* start *

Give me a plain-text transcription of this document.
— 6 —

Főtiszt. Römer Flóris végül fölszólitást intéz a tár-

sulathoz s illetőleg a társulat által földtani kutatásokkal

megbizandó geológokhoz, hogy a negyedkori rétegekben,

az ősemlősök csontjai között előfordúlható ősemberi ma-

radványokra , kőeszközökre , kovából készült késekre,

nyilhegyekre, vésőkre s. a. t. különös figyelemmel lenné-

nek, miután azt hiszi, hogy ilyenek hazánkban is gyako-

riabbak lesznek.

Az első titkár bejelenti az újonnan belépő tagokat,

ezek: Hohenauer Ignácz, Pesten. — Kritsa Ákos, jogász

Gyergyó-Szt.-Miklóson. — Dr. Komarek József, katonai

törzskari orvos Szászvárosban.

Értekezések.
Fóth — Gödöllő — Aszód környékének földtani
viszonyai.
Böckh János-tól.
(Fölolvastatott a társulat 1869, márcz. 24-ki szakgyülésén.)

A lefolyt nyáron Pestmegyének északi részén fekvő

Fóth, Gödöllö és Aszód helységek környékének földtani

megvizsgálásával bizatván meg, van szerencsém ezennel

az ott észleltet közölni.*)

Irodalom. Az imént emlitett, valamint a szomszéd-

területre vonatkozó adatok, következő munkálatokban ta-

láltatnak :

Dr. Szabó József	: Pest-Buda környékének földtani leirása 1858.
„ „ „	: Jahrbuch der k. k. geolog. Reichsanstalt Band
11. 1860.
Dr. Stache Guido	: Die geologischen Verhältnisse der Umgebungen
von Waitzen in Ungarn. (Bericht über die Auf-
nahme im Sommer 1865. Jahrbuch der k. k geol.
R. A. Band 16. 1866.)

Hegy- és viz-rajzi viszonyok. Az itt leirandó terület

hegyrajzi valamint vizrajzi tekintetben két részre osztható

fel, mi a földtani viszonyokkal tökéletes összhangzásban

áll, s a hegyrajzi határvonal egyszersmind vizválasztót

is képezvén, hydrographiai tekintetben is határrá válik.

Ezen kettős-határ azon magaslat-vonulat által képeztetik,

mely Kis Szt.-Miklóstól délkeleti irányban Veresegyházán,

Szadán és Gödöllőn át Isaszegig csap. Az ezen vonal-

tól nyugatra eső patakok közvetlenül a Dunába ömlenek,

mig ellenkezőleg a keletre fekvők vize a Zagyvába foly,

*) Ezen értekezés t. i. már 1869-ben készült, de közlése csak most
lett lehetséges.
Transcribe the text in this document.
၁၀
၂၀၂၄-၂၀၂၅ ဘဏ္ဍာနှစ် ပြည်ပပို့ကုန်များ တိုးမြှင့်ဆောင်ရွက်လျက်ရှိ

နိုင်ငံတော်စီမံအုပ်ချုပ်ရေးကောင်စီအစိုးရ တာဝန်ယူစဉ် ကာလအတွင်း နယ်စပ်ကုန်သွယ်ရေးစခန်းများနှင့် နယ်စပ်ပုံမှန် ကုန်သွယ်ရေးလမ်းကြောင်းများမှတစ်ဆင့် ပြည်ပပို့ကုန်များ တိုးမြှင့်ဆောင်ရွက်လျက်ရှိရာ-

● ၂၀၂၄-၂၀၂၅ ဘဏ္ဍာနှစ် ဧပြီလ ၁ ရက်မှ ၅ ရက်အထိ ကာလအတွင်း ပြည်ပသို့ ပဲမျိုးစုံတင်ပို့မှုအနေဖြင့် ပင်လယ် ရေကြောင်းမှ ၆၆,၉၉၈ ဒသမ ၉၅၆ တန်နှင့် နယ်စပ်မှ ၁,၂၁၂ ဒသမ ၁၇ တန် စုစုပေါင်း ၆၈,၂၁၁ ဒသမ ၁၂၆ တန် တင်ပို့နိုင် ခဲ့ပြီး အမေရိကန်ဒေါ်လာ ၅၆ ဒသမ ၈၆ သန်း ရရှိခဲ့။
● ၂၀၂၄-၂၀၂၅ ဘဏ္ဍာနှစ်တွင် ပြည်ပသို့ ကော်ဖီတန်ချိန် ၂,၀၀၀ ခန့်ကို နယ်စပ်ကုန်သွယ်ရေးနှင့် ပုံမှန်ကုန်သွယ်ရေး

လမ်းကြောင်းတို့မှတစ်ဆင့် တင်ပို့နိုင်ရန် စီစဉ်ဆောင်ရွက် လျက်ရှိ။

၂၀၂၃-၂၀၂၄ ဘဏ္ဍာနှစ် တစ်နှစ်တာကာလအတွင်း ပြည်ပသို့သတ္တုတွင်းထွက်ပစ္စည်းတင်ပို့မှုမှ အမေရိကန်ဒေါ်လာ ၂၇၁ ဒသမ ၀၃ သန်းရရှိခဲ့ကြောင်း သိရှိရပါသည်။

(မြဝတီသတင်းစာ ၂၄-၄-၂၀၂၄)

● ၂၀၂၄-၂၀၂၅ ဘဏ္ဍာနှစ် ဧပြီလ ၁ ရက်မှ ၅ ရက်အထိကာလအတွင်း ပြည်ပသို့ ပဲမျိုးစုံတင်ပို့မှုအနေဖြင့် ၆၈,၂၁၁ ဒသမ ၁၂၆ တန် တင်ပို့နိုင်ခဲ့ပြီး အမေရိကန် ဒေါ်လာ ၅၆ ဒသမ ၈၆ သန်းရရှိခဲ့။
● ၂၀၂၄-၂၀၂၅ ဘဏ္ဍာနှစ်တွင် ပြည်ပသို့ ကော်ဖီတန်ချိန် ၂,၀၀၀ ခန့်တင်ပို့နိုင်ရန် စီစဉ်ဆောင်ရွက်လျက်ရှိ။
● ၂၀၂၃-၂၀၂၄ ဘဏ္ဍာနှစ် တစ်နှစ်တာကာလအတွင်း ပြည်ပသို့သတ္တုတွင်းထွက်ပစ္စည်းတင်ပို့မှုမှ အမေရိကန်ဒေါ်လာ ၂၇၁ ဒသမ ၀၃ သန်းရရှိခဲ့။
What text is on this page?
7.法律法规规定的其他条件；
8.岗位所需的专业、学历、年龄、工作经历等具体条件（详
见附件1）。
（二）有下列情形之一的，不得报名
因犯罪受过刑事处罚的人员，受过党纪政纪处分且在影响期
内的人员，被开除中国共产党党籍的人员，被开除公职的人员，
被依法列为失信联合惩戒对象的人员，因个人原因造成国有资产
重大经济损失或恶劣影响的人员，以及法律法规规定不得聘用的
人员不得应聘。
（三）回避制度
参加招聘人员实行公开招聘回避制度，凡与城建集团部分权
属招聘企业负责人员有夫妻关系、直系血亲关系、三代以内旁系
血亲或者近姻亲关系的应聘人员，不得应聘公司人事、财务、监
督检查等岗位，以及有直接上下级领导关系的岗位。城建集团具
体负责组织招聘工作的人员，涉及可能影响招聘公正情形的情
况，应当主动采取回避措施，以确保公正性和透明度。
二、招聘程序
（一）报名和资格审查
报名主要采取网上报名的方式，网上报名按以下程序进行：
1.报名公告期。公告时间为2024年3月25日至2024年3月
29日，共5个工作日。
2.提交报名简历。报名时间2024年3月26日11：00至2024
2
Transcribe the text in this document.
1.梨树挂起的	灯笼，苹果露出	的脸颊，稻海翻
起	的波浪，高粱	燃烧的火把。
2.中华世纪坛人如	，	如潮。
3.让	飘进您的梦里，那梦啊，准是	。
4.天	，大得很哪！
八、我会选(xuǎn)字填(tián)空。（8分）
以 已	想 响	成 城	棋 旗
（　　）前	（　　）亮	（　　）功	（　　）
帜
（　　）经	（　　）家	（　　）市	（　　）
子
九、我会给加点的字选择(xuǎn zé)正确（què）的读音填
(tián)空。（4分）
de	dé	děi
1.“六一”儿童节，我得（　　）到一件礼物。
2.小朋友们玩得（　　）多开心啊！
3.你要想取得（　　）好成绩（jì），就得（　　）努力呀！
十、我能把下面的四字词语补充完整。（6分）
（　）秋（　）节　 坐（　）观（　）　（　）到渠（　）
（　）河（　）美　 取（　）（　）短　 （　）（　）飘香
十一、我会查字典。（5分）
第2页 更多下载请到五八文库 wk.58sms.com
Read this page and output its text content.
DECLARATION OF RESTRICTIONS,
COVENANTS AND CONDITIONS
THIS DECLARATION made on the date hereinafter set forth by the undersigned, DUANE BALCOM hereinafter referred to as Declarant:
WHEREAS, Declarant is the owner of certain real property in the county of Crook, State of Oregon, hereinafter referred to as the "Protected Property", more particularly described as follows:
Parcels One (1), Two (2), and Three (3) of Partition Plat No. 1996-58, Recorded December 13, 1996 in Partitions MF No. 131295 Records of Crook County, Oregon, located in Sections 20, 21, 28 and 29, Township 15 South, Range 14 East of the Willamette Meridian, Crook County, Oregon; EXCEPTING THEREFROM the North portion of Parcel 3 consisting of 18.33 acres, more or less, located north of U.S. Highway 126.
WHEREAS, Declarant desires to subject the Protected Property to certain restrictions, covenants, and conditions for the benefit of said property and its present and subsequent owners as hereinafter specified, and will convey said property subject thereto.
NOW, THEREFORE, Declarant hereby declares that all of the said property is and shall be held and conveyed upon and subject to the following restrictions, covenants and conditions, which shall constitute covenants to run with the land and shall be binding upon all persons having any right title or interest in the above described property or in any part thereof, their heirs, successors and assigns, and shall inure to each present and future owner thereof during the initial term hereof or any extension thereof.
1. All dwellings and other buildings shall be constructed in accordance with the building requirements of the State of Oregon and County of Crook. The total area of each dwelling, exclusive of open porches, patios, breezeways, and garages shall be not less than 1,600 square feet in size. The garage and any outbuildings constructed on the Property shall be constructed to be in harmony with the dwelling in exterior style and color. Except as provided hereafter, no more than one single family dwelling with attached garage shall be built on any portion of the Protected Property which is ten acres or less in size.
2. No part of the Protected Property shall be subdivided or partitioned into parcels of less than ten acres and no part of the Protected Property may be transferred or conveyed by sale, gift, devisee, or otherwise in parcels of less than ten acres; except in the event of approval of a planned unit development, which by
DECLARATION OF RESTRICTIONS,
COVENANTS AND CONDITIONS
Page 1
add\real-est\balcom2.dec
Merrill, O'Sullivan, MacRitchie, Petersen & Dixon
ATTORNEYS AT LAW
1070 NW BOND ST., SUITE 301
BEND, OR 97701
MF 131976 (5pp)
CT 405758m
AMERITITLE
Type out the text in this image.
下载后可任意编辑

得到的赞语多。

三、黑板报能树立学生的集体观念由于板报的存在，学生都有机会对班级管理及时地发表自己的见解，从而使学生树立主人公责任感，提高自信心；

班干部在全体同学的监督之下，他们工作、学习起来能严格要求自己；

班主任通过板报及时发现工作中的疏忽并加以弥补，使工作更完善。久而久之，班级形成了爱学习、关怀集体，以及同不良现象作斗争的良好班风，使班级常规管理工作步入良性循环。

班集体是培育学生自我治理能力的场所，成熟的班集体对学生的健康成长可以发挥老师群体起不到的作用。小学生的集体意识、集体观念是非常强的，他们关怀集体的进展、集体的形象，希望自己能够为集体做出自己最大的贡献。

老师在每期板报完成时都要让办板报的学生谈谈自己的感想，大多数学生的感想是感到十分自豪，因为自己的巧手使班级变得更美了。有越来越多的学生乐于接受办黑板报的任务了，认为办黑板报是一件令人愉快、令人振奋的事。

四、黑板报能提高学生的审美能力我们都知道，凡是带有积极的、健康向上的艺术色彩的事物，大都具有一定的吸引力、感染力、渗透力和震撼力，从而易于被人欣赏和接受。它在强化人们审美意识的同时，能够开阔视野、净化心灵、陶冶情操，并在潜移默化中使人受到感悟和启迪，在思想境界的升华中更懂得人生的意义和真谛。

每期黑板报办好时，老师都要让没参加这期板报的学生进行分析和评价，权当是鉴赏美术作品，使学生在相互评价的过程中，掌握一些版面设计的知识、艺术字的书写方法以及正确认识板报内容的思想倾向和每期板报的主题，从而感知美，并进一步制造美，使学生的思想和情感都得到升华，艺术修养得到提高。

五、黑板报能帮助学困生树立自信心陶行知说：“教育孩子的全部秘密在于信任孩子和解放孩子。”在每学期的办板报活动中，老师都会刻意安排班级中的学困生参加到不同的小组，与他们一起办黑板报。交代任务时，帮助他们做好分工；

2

* end *

▶ **EXERCISE DIRECTIONS**: Extract all lines that hold the word "subject".

▶ **SOLUTION FOR THIS TASK**:
WHEREAS, Declarant desires to subject the Protected Property to certain restrictions, covenants, and conditions for the benefit of said property and its present and subsequent owners as hereinafter specified, and will convey said property subject thereto.
NOW, THEREFORE, Declarant hereby declares that all of the said property is and shall be held and conveyed upon and subject to the following restrictions, covenants and conditions, which shall constitute covenants to run with the land and shall be binding upon all persons having any right title or interest in the above described property or in any part thereof, their heirs, successors and assigns, and shall inure to each present and future owner thereof during the initial term hereof or any extension thereof.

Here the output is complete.